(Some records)
========

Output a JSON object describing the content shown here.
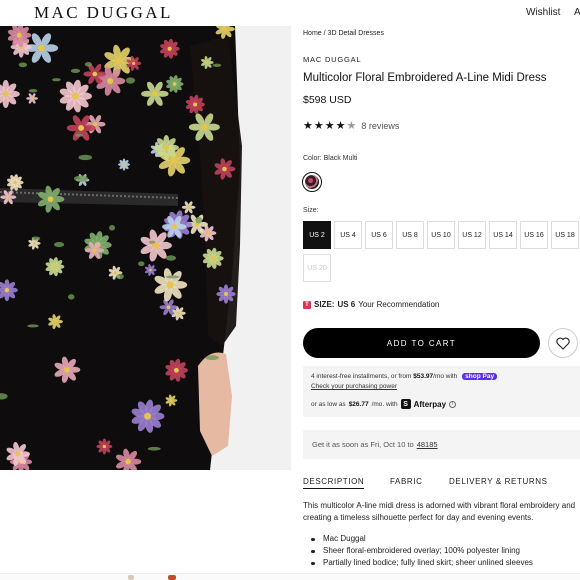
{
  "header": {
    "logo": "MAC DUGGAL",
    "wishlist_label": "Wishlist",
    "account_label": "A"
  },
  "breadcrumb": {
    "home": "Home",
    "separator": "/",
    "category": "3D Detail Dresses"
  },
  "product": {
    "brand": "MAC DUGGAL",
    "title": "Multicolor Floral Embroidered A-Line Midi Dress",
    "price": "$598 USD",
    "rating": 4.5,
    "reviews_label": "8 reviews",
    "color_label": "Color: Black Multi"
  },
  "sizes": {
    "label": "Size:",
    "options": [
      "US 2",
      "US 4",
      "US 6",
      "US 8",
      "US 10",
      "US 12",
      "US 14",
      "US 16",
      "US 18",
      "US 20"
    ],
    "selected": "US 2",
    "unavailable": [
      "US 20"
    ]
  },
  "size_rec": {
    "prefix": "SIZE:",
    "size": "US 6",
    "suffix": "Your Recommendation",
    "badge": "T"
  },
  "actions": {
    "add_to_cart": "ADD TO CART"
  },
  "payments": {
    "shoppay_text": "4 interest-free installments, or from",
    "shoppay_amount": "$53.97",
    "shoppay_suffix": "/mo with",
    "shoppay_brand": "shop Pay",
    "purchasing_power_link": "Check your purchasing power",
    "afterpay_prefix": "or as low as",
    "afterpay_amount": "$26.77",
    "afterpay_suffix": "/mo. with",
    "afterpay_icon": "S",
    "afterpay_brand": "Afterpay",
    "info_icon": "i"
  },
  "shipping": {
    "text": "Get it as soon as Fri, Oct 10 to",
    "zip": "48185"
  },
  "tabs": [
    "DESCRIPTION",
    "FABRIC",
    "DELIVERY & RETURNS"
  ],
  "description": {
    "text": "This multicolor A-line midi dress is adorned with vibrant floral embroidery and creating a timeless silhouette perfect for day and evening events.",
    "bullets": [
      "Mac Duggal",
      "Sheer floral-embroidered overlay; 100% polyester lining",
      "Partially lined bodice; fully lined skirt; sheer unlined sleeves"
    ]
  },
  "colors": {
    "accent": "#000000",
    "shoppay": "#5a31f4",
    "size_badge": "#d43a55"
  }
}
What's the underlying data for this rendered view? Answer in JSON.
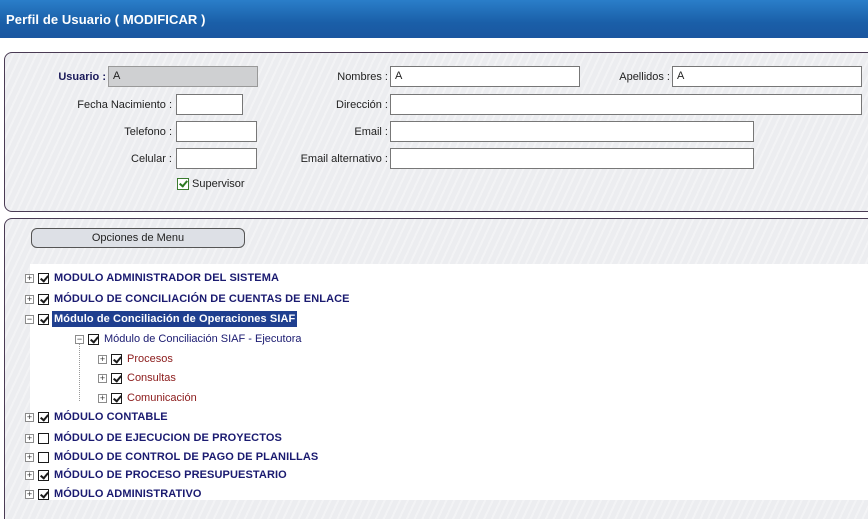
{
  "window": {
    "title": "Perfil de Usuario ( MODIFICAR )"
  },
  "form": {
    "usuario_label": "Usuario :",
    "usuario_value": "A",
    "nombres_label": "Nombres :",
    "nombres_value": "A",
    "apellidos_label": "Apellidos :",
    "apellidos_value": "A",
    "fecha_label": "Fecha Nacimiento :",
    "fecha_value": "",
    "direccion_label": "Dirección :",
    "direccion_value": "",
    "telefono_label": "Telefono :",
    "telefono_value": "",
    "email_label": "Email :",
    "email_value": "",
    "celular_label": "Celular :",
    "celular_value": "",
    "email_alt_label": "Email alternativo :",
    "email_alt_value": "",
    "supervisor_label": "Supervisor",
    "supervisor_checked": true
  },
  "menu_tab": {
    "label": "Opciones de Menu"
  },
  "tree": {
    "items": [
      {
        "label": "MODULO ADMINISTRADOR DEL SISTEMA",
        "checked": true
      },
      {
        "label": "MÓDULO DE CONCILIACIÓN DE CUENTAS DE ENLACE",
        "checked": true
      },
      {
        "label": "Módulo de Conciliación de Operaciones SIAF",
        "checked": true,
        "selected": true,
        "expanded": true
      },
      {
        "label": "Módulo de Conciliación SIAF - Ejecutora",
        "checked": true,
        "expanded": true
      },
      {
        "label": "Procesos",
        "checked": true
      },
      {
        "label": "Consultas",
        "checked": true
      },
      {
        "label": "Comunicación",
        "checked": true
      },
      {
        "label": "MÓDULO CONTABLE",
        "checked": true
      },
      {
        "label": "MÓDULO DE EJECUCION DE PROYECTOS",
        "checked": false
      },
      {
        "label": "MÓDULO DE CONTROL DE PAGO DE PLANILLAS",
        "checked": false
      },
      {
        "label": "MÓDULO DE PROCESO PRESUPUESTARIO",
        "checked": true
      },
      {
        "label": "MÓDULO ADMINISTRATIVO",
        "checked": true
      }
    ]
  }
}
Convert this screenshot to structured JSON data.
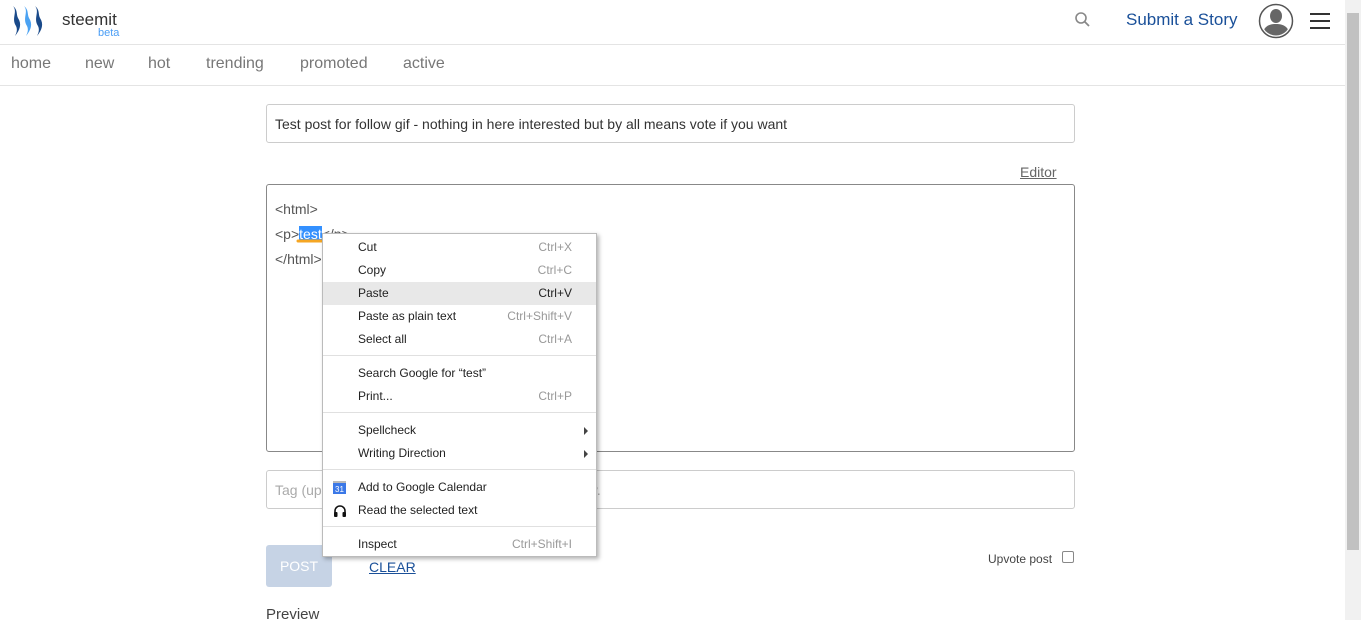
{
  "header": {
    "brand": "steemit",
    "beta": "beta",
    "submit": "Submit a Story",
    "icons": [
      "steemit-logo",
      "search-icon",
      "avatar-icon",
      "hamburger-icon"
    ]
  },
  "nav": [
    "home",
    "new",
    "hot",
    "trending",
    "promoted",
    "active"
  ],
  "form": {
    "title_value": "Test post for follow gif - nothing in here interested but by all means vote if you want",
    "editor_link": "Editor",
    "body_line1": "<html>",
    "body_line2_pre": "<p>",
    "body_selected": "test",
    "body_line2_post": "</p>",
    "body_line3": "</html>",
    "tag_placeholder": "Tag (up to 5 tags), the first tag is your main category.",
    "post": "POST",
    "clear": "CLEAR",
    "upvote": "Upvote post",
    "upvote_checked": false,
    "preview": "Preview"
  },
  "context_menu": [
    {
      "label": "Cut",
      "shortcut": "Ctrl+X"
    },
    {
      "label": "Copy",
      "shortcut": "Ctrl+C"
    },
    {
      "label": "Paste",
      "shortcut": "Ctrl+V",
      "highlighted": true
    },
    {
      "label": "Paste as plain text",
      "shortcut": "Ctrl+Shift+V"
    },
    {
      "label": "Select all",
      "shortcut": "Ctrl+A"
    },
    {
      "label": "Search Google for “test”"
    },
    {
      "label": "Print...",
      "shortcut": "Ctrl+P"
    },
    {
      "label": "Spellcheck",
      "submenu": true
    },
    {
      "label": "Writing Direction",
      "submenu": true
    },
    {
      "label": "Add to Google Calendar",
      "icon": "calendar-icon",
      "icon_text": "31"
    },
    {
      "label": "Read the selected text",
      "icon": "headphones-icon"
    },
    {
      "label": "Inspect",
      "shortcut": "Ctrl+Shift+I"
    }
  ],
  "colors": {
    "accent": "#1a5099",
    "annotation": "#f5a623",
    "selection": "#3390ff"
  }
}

========

YOUR TASK:
Filter out all lines lacking the word "Ctrl" and copy the rest.

WORKED ANSWER:
      "shortcut": "Ctrl+X"
      "shortcut": "Ctrl+C"
      "shortcut": "Ctrl+V",
      "shortcut": "Ctrl+Shift+V"
      "shortcut": "Ctrl+A"
      "shortcut": "Ctrl+P"
      "shortcut": "Ctrl+Shift+I"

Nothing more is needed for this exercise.